## Problem description
Check each line below for the word "Координата", and copy those that have it.
::: Material :::
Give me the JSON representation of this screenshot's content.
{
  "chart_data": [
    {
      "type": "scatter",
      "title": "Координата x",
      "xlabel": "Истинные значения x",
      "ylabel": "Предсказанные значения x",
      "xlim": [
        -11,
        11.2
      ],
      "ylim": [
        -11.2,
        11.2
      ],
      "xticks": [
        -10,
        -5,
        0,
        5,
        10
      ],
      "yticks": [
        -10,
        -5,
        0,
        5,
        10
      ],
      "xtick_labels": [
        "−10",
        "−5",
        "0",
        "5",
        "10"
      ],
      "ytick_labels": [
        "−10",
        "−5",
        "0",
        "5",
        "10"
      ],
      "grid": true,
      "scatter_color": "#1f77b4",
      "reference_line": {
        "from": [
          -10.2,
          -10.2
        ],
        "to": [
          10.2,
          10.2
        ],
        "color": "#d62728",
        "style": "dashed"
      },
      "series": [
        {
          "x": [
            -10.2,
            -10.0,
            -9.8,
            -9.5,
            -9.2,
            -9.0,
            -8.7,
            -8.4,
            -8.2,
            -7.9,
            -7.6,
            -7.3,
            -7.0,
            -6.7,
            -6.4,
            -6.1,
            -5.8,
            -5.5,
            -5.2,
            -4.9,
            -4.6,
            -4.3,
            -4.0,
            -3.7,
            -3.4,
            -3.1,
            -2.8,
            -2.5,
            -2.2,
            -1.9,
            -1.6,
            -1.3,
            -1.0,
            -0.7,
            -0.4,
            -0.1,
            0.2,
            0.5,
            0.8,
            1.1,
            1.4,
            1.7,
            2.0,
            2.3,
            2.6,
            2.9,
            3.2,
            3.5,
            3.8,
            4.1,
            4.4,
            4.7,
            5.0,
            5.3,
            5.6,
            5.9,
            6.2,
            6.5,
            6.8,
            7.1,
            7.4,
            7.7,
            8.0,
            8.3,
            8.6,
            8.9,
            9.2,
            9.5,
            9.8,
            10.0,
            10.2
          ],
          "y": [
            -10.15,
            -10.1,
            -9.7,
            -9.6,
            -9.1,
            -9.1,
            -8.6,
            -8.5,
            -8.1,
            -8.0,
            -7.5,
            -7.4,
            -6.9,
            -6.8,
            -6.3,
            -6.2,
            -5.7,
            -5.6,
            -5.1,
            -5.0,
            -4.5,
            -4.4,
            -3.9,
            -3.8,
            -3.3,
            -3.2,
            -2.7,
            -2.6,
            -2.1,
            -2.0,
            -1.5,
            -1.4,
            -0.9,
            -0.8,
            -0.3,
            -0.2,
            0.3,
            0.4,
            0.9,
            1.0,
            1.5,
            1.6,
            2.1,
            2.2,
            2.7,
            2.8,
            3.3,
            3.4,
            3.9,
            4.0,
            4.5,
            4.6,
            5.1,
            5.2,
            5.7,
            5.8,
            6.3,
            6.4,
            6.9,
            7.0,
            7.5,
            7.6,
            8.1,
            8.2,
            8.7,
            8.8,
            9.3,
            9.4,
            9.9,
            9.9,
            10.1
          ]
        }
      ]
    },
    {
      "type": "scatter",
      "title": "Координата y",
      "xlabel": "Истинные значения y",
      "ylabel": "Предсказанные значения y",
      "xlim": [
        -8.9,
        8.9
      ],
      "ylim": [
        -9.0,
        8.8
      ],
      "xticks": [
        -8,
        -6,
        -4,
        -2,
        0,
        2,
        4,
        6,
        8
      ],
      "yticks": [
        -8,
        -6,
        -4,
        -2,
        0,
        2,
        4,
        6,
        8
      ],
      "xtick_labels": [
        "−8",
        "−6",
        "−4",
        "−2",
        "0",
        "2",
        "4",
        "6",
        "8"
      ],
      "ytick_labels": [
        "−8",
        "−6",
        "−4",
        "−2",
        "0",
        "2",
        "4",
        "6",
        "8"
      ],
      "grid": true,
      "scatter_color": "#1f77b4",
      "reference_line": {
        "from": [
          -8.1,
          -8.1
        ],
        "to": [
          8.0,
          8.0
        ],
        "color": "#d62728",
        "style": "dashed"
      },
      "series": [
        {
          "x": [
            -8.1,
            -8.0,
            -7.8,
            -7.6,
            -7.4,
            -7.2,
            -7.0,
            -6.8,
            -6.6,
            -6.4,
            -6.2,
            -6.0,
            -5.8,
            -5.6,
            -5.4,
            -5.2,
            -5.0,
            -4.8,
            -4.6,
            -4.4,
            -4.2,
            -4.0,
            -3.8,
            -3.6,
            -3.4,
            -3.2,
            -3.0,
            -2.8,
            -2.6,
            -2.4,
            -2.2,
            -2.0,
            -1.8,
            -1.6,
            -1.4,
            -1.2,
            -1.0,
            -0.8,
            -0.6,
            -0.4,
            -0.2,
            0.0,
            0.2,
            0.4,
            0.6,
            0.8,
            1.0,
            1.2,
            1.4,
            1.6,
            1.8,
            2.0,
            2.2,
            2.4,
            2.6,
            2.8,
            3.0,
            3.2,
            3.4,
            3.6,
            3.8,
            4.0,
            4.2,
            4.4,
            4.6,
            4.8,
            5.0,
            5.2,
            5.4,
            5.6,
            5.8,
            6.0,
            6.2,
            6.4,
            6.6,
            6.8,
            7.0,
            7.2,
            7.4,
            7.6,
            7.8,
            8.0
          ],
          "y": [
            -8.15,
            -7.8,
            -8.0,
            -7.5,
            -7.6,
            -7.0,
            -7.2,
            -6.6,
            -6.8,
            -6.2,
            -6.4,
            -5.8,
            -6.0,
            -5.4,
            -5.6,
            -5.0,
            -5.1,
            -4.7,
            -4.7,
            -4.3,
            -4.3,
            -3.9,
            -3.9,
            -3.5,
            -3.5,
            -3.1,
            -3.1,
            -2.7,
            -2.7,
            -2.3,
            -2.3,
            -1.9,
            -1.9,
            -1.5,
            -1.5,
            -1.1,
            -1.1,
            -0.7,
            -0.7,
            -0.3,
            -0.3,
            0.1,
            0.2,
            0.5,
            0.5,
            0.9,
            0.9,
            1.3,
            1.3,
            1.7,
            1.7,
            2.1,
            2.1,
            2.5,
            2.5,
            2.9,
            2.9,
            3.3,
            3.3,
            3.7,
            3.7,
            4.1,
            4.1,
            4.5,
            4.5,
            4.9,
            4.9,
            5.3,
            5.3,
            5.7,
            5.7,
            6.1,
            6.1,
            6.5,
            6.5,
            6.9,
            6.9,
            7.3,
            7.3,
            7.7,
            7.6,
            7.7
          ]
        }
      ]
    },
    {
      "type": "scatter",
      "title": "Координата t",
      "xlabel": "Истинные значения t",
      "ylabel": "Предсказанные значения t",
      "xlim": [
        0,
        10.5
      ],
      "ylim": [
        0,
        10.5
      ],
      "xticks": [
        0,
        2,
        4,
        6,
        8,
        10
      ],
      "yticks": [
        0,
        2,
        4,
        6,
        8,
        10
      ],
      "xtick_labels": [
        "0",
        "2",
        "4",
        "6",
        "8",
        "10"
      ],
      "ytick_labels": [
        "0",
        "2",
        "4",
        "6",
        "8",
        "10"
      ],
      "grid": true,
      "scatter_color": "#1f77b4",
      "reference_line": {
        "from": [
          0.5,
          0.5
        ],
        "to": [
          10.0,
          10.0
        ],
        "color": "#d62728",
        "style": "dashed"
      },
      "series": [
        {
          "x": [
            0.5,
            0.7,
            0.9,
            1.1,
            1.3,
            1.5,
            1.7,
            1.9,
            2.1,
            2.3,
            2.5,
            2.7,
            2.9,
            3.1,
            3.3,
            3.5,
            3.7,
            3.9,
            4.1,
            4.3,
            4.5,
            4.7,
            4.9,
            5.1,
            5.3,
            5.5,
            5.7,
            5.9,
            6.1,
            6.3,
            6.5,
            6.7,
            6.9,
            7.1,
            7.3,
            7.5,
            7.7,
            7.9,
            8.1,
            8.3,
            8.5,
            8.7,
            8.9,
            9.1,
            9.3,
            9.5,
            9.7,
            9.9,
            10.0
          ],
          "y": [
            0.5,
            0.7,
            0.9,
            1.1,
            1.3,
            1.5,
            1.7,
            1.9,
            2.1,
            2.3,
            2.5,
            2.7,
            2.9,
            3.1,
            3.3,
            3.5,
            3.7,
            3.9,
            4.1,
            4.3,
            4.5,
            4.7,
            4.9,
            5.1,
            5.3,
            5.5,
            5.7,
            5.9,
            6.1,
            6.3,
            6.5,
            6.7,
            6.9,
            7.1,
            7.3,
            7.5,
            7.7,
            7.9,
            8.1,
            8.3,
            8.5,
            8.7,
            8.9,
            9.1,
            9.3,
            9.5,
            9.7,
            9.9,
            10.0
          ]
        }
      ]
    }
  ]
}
:::
## Result below
      "title": "Координата x",
      "title": "Координата y",
      "title": "Координата t",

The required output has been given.